- _WORK TO COMPLETE_: In the material below, find every line with "testmain" and pull it out.
#### TASK INPUTS
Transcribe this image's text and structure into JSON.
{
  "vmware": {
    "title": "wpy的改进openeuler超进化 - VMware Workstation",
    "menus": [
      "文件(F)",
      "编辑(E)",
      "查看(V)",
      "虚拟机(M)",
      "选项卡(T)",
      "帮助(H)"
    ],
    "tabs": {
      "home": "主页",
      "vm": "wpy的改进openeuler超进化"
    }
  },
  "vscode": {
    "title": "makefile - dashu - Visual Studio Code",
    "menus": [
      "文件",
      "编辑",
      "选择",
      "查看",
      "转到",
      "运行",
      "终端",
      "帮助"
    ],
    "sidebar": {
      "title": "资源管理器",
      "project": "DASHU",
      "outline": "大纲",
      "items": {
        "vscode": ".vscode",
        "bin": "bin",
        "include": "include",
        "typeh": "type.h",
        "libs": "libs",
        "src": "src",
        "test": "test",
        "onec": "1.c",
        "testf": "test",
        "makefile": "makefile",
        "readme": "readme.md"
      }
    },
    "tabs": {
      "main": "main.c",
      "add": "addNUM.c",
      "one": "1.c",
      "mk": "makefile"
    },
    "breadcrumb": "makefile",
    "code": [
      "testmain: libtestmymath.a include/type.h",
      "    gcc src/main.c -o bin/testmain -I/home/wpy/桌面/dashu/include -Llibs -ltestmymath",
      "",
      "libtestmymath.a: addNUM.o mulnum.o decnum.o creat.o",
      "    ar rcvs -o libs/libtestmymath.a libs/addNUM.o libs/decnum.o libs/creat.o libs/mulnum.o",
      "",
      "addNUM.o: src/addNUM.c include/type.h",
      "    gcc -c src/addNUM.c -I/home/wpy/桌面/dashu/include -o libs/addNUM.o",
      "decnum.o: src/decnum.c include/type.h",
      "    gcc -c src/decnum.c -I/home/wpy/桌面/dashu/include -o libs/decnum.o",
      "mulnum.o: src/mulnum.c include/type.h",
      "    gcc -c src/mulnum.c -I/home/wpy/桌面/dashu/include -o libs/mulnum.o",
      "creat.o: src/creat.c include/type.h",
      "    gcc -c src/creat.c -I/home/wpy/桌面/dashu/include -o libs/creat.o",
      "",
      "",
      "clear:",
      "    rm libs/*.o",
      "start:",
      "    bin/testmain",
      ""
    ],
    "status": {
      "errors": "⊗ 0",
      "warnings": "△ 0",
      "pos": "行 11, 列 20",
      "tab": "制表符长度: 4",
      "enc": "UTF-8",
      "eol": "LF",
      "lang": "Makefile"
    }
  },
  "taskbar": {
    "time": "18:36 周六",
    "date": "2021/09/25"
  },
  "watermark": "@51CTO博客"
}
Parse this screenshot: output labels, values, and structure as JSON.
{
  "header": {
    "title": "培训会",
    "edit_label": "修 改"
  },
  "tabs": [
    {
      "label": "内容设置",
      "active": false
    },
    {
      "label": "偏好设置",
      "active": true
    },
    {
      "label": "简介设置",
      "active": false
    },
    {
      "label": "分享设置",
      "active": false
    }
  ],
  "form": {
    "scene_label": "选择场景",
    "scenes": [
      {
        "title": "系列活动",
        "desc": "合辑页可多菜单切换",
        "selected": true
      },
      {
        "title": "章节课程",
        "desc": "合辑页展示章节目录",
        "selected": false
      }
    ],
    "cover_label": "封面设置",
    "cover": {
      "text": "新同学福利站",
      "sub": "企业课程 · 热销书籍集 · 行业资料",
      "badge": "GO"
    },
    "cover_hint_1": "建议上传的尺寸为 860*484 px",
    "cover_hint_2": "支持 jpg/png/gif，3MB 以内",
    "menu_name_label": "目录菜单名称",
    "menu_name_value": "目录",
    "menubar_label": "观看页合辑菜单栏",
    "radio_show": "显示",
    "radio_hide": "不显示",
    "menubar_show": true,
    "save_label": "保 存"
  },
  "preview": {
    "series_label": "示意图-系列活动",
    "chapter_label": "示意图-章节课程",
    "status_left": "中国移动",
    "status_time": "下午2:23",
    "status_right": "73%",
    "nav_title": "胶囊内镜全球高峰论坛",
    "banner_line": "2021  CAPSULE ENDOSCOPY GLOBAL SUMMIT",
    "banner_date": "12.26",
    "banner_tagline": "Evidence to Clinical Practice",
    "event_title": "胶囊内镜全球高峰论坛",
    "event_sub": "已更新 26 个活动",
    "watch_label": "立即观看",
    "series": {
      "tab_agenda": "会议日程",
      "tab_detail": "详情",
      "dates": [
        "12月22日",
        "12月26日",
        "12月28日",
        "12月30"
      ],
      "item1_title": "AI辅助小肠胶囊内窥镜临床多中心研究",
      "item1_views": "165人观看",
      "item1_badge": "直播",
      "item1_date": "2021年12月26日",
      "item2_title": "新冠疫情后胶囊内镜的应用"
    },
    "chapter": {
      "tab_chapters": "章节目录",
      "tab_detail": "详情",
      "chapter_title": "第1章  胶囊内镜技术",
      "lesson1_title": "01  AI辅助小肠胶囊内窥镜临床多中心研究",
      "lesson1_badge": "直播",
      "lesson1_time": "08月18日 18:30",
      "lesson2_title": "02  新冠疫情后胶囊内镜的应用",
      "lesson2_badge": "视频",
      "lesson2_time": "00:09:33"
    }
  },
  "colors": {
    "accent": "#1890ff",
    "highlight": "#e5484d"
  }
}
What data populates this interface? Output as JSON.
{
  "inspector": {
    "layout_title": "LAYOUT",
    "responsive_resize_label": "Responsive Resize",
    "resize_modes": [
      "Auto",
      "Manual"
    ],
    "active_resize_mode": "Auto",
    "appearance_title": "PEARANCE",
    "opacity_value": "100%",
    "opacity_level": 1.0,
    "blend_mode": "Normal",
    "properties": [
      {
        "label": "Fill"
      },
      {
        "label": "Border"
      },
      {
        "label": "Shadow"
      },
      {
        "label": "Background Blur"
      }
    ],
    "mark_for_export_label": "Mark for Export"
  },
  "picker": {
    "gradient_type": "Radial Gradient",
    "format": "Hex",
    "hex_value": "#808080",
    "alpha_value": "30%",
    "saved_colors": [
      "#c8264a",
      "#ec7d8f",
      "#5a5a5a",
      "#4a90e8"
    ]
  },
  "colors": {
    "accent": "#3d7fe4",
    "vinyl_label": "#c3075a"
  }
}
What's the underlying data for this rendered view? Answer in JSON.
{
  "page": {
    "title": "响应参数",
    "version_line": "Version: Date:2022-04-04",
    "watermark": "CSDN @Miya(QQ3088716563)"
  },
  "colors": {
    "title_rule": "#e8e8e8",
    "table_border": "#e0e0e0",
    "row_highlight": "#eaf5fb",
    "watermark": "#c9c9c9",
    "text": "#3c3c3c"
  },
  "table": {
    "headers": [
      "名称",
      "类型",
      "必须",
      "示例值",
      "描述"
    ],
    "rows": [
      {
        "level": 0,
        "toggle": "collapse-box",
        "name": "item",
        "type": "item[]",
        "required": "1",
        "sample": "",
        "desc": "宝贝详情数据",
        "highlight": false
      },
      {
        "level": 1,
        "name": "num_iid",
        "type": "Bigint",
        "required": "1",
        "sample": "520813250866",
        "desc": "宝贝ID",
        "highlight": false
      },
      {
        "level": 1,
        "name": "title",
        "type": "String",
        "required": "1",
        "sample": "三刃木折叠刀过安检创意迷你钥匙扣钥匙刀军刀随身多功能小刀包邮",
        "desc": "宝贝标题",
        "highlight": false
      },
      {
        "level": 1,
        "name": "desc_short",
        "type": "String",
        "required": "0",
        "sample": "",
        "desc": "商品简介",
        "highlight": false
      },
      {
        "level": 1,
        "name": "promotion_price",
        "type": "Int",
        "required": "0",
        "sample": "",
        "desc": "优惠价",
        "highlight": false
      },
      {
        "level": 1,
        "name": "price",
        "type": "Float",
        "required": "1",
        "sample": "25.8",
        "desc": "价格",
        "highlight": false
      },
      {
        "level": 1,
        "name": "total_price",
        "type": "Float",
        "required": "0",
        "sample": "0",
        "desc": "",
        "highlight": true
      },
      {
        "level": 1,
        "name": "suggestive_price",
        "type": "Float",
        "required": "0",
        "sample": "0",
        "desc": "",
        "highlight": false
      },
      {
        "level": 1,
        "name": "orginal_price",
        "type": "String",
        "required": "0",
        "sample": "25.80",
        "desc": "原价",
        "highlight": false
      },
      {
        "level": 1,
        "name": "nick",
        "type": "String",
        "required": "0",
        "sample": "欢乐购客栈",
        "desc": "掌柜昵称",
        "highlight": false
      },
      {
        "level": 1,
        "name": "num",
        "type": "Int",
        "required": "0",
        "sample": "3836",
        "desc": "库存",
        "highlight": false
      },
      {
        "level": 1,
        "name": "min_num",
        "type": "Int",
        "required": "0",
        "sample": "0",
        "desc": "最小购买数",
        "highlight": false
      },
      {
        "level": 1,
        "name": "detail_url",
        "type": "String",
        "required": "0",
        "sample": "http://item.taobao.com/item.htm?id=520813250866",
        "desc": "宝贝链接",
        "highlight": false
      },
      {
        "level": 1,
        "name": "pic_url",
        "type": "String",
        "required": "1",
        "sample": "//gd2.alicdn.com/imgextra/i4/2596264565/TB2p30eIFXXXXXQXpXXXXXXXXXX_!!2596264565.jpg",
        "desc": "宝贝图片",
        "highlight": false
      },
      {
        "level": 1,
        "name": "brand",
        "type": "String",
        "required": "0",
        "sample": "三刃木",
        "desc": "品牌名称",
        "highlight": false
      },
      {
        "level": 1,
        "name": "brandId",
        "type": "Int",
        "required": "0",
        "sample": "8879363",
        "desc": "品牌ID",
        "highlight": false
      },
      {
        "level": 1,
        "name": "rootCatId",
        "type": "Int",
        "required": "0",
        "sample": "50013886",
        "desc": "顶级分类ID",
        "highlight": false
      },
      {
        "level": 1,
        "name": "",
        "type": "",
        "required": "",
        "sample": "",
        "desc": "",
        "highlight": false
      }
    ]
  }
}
########
- _FINISHED ANSWER_:
      "testmain: libtestmymath.a include/type.h",
      "    gcc src/main.c -o bin/testmain -I/home/wpy/桌面/dashu/include -Llibs -ltestmymath",
      "    bin/testmain",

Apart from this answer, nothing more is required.